[Start Text block]

Discovering My Culinary Roots

Simple, yet elegant, dignified and proud. Much like the vibe in her hometown of Strasbourg, this is how I remember my grandmother Greta.

Alsatian Tarte a L'Oignon

Alsatian Tarte a L’Oignon

Alsace-Lorraine, this very special region in eastern France (on the border of Germany), has been under French control since 1946. However, over the years, France and Germany have repeatedly alternated control over the region. The result of all this political turmoil is a very unique blending of the French and German cultures. Charming architecture reminiscent of Hansel and Gretel combines with French language and sensibilities.

Nowhere is this mélange more striking than in the food. Set against the backdrop of a beautiful wine country producing seven different grapes (Sylvaner, Pinot Blanc, Riesling, Muscat d’Alsace, Pinot Gris, Pinot Noir, Gewurtztraminer), Alsatian cuisine incorporates rich foods balanced by the unique flavors of its wines.

One of my favorite culinary discoveries was this hearty Tarte a l’Oignon, a filling mixture of bacon, onions, eggs and cream encased in a beautiful pie crust. Paired with a Riesling or Gewurtztraminer, this recipe perfectly exemplifies how simple ingredients can be elevated.

Enjoy this savory pie recipe with or without the bacon and remember that once you learn the basics of pie crusts here, you can make any pie you like – sweet or savory!

[End Text block]

▶ Tasks to complete:
1. Check each statement against the Alsatian onion tart piece and answer yes or no, quoting the words that decide it: (a) the region has been under French control since 1946; (b) the wine country there produces five different grapes; (c) the tart's filling includes bacon, onions, eggs and cream.
2. Carry on the Alsatian onion tart piece, starting right after its final sentence.
The lines that come next are separate material and are not part of the Alsatian onion tart piece.

[Start Material provided]

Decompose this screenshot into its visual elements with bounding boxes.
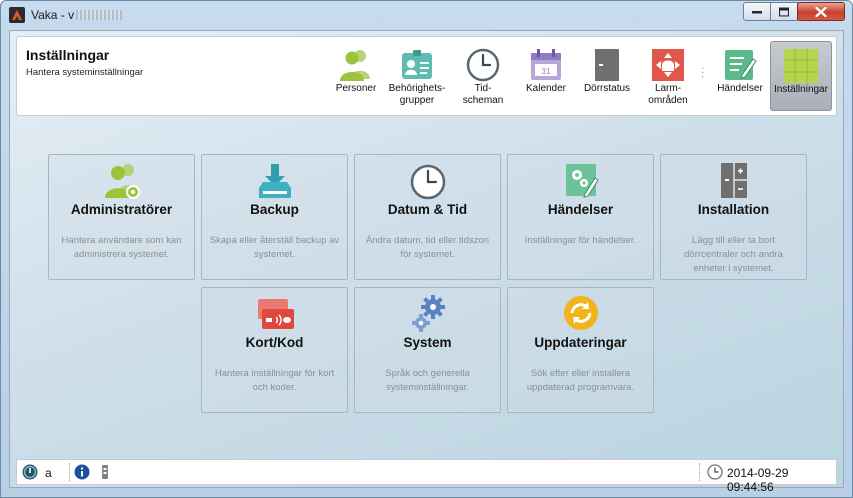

[End Material provided]

▶ Responses:
1.
(a) Yes: "has been under French control since 1946."
(b) No: "producing seven different grapes."
(c) Yes: "a filling mixture of bacon, onions, eggs and cream."

2.
Pie Crust


  • 1 ½ cups AP flour
  • ¼ cup cold butter
  • ¼ cup shortening
  • ½ cup cold water


  1. Place flour on a cold work surface
  2. Cut cold butter and shortening into flour with a bench scraper
  3. Create a well in the center of the flour
  4. Gradually add cold water into the well and blend with the flour until it becomes a      dough and holds its shape
  5. Refrigerate in plastic wrap for 30 minutes
  6. Roll out dough on a floured surface to fit a 9 inch greased pie dish



  • 6 slices bacon
  • 1 tbsp butter
  • 7 large onions, thinly sliced
  • 1 tbsp flour
  • 1 cup heavy cream
  • 4 eggs
  • Pinch of nutmeg
  • Salt and pepper to taste


  1. Preheat oven to 400* F
  2. Render bacon in a pan until crisp. Remove and drain on paper towels.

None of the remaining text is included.